··· INFORMATION SUPPLIED

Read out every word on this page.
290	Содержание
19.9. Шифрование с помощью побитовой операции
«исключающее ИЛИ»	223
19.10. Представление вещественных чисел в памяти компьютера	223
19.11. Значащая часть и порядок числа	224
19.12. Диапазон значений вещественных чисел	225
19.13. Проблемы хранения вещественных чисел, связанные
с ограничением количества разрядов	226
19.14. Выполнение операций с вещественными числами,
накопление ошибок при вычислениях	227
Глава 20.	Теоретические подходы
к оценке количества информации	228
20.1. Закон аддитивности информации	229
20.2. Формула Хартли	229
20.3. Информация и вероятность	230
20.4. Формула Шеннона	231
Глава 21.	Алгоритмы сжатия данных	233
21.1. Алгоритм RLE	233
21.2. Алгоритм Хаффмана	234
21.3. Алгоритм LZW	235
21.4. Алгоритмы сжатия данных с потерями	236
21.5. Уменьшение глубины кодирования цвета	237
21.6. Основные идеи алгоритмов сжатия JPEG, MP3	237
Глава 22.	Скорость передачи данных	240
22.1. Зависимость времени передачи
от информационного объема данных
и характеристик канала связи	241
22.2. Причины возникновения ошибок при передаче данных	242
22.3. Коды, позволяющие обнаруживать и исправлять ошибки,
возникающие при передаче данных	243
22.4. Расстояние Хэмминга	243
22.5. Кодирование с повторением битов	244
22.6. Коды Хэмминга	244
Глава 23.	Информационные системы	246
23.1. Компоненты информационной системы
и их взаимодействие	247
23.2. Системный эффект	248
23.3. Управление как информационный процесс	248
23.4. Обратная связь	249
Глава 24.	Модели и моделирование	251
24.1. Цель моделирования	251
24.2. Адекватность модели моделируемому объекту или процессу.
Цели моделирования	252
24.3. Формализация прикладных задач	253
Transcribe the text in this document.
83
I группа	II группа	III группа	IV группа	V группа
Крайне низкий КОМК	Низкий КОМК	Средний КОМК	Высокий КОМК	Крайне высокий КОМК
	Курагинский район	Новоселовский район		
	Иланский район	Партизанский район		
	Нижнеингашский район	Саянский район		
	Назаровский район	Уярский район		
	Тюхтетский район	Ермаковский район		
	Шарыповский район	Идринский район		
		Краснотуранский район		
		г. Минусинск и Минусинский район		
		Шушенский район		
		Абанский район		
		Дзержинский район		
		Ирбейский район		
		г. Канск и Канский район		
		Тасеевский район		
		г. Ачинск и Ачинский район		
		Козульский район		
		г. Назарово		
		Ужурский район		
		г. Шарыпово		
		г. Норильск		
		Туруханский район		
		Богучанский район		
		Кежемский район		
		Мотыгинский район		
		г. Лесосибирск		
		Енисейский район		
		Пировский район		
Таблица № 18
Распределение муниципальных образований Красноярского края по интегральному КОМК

······

• WHAT YOU ARE ASKED TO DO: Looking back at the lines above, state how many contain the word "КОМК", and supply nothing besides the number.

• REPLY TO THE EXERCISE: 2